— Begin DATA IN THIS EXERCISE —

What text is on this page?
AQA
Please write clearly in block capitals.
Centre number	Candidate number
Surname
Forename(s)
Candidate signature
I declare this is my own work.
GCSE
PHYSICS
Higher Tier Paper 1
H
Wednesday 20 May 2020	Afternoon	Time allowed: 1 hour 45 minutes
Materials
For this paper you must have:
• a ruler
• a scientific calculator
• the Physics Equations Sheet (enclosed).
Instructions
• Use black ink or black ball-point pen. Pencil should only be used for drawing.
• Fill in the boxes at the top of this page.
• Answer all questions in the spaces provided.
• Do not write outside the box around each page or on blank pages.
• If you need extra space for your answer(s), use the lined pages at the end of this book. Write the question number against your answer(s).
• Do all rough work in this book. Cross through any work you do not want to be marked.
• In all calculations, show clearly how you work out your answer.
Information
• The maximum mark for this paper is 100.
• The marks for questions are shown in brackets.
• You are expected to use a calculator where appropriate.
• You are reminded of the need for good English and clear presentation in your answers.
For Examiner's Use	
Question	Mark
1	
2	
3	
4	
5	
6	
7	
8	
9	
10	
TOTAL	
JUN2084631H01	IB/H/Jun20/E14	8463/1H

— End DATA IN THIS EXERCISE —

- GOAL -
Word for word, write out the data.

- RESULT OF THE TASK -
What text is on this page?
AQA
Please write clearly in block capitals.
Centre number	Candidate number
Surname
Forename(s)
Candidate signature
I declare this is my own work.
GCSE
PHYSICS
Higher Tier Paper 1
H
Wednesday 20 May 2020	Afternoon	Time allowed: 1 hour 45 minutes
Materials
For this paper you must have:
• a ruler
• a scientific calculator
• the Physics Equations Sheet (enclosed).
Instructions
• Use black ink or black ball-point pen. Pencil should only be used for drawing.
• Fill in the boxes at the top of this page.
• Answer all questions in the spaces provided.
• Do not write outside the box around each page or on blank pages.
• If you need extra space for your answer(s), use the lined pages at the end of this book. Write the question number against your answer(s).
• Do all rough work in this book. Cross through any work you do not want to be marked.
• In all calculations, show clearly how you work out your answer.
Information
• The maximum mark for this paper is 100.
• The marks for questions are shown in brackets.
• You are expected to use a calculator where appropriate.
• You are reminded of the need for good English and clear presentation in your answers.
For Examiner's Use	
Question	Mark
1	
2	
3	
4	
5	
6	
7	
8	
9	
10	
TOTAL	
JUN2084631H01	IB/H/Jun20/E14	8463/1H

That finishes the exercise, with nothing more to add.